(Lines of data)
□ □ □ □ □ □ □

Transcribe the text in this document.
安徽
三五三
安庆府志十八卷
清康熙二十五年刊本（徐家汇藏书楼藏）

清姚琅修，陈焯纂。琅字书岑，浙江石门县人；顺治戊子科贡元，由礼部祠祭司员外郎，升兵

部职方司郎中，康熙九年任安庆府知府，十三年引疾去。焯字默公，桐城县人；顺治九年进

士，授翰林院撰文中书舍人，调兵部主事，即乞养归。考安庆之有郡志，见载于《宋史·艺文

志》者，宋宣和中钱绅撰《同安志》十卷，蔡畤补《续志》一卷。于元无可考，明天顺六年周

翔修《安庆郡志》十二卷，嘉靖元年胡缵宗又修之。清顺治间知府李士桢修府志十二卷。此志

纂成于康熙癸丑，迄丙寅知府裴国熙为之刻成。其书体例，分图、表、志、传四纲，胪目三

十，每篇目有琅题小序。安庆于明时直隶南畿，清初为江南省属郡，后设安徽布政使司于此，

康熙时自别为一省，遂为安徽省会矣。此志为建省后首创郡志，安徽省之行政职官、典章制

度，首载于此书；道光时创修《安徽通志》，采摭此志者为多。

□ □ □ □ □ □ □

WRITTEN PROBLEM.
Output all records verbatim.

RESULT OF THE TASK.
Transcribe the text in this document.
安徽
三五三
安庆府志十八卷
清康熙二十五年刊本（徐家汇藏书楼藏）

清姚琅修，陈焯纂。琅字书岑，浙江石门县人；顺治戊子科贡元，由礼部祠祭司员外郎，升兵

部职方司郎中，康熙九年任安庆府知府，十三年引疾去。焯字默公，桐城县人；顺治九年进

士，授翰林院撰文中书舍人，调兵部主事，即乞养归。考安庆之有郡志，见载于《宋史·艺文

志》者，宋宣和中钱绅撰《同安志》十卷，蔡畤补《续志》一卷。于元无可考，明天顺六年周

翔修《安庆郡志》十二卷，嘉靖元年胡缵宗又修之。清顺治间知府李士桢修府志十二卷。此志

纂成于康熙癸丑，迄丙寅知府裴国熙为之刻成。其书体例，分图、表、志、传四纲，胪目三

十，每篇目有琅题小序。安庆于明时直隶南畿，清初为江南省属郡，后设安徽布政使司于此，

康熙时自别为一省，遂为安徽省会矣。此志为建省后首创郡志，安徽省之行政职官、典章制

度，首载于此书；道光时创修《安徽通志》，采摭此志者为多。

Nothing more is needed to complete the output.